▶ EXERCISE PASSAGE
* * * * * * * * *

MicroRNA-150 inhibits tumor invasion and metastasis by targeting the chemokine receptor CCR6 in advanced cutaneous T-cell lymphoma
Menée à l'aide de modèles murins, cette étude met en évidence des mécanismes par lesquels, en régulant l'expression du récepteur CCR6, le micro-ARN 150 inhibe les processus invasif et métastatique d'un lymphome T cutané
We show here that microRNA (miR)-150 is significantly downregulated in advanced cutaneous T-cell lymphoma (CTCL), and that this downregulation is strongly associated with tumor invasion/metastasis. Inoculation of CTCL cell lines into NOD/Shi-scid IL-2γnul mice led to CTCL cell migration to multiple organs; however, prior transfection of the cells with miR-150 substantially reduced the invasion/metastasis by directly downregulating CCR6, a specific receptor for the chemokine CCL20. We also found that IL-22 and its specific receptor subunit, IL22RA1, were aberrantly overexpressed in advanced CTCL, and that production of IL-22 and CCL20 was increased in cultured CTCL cells. IL22RA1 knockdown specifically reduced CCL20 production in CTCL cells, suggesting IL-22 upregulation may activate production of CCL20 and its binding to CCR6, thereby enhancing the multidirectional migration potential of CTCL cells. CTCL cells also exhibited nutrition- and CCL20-dependent chemotaxis, which were inhibited by miR-150 transfection or CCR6 knockdown. From these findings we conclude that, in the presence of continuous CCR6 upregulation accompanied by miR-150 downregulation, IL-22 activation leads to continuous CCL20-CCR6 interaction in CTCL cells and, in turn, autocrine metastasis to distal organs. This suggests miR-150, CCL20, and CCR6 could be key targets for the treatment of advanced CTCL.

* * * * * * * * *

▶ RECORDS PROVIDED
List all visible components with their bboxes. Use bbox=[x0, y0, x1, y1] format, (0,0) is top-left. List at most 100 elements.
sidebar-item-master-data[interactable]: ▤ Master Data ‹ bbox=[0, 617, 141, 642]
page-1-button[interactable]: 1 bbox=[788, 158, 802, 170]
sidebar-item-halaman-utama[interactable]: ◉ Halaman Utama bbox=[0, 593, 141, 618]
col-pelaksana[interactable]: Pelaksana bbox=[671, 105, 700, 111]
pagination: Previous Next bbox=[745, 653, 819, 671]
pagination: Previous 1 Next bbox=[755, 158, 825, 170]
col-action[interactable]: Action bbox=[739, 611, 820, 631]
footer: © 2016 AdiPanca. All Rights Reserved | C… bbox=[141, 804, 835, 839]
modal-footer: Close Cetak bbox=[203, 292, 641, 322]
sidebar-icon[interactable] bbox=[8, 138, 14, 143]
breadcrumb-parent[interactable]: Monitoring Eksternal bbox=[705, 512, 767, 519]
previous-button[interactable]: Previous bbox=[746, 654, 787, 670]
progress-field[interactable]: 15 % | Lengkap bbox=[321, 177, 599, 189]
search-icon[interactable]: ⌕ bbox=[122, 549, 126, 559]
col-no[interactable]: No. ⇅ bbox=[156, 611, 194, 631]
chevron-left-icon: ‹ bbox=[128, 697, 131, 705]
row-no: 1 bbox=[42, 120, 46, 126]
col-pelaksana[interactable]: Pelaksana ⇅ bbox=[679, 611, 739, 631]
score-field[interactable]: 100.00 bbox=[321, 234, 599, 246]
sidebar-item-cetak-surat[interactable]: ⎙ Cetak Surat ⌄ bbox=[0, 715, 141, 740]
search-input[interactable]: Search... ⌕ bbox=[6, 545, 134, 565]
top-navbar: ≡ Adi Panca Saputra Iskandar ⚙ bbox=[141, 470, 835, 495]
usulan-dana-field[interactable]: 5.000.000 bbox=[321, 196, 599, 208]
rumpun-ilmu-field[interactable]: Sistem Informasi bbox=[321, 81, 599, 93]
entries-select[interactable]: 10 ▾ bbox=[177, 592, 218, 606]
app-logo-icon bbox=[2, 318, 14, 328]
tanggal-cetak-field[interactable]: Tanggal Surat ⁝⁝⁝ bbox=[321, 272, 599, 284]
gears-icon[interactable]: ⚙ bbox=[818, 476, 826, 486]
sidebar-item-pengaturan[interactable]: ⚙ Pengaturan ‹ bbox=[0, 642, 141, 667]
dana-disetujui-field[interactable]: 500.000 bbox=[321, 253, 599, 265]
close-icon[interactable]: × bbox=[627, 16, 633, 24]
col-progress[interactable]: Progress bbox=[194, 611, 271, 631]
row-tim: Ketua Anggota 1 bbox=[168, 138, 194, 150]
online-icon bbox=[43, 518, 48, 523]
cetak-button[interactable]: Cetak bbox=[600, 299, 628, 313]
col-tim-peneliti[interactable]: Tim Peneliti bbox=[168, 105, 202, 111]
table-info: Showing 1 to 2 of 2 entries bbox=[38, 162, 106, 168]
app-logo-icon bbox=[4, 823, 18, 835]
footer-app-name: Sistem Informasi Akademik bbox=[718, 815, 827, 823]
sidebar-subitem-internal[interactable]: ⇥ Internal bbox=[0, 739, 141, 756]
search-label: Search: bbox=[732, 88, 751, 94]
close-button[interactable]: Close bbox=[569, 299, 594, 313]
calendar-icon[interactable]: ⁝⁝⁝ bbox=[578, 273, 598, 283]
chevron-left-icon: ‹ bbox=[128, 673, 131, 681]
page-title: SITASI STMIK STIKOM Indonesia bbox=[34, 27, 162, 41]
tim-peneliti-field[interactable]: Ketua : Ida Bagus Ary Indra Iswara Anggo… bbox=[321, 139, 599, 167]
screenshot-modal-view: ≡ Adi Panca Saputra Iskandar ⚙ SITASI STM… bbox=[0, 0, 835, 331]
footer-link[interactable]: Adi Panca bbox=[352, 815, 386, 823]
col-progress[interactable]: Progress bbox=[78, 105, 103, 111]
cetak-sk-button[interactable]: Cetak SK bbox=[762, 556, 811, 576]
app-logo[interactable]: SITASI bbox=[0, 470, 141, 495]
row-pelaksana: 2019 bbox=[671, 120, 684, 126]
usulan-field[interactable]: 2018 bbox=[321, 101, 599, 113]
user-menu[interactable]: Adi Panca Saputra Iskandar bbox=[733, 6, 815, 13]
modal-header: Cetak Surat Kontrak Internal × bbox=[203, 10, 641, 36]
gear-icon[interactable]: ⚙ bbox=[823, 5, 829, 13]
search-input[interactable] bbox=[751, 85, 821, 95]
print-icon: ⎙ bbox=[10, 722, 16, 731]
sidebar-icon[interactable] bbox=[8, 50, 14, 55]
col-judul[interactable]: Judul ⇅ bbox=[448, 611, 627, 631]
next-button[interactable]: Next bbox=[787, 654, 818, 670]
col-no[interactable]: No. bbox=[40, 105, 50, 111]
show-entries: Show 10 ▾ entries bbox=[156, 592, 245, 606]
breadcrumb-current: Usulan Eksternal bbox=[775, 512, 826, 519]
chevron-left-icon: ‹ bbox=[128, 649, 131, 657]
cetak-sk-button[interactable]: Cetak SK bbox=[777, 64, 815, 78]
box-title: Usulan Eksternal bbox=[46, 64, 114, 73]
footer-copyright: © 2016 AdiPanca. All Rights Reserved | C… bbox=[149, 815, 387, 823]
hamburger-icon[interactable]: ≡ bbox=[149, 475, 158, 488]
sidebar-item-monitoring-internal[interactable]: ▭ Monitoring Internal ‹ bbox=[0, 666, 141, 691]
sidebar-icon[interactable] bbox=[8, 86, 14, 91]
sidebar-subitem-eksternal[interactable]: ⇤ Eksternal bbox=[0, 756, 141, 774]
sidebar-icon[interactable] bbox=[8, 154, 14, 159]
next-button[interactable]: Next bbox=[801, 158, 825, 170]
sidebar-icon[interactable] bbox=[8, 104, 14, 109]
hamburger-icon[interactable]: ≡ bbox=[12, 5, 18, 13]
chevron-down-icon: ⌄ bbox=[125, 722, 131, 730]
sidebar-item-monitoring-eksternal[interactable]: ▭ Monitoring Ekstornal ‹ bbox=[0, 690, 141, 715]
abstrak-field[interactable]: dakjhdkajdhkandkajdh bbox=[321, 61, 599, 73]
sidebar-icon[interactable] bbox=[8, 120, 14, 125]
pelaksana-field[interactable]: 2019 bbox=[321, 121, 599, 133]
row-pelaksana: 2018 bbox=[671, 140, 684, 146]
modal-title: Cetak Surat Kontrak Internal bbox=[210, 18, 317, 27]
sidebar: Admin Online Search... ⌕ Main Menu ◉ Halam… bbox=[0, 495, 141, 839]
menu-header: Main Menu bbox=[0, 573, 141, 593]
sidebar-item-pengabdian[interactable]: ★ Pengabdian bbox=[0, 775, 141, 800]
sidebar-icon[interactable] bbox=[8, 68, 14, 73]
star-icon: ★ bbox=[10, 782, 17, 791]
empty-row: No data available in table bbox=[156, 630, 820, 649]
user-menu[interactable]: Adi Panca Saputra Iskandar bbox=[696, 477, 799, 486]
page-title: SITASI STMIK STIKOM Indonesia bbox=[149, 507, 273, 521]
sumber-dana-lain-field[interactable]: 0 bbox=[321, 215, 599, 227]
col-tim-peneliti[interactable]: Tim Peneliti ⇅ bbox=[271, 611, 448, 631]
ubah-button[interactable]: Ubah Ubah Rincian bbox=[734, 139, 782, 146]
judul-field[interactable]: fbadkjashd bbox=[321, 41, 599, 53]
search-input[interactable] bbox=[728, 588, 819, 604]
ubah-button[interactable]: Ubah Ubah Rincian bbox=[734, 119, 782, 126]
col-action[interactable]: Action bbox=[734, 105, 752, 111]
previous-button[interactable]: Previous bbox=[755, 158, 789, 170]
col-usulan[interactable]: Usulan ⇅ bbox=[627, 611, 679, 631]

* * * * * * * * *

▶ ACTIVITY
Answer these questions using the abstract on miR-150 in cutaneous T-cell lymphoma.
(a) Into which mice were the CTCL cell lines inoculated?
(b) What is the specific receptor subunit of IL-22 that was overexpressed in advanced CTCL?
(c) Which three molecules are named as possible key targets for treating advanced CTCL?

▶ SOLUTION FOR THIS PROBLEM
(a) NOD/Shi-scid IL-2γnul mice
(b) IL22RA1
(c) miR-150, CCL20, and CCR6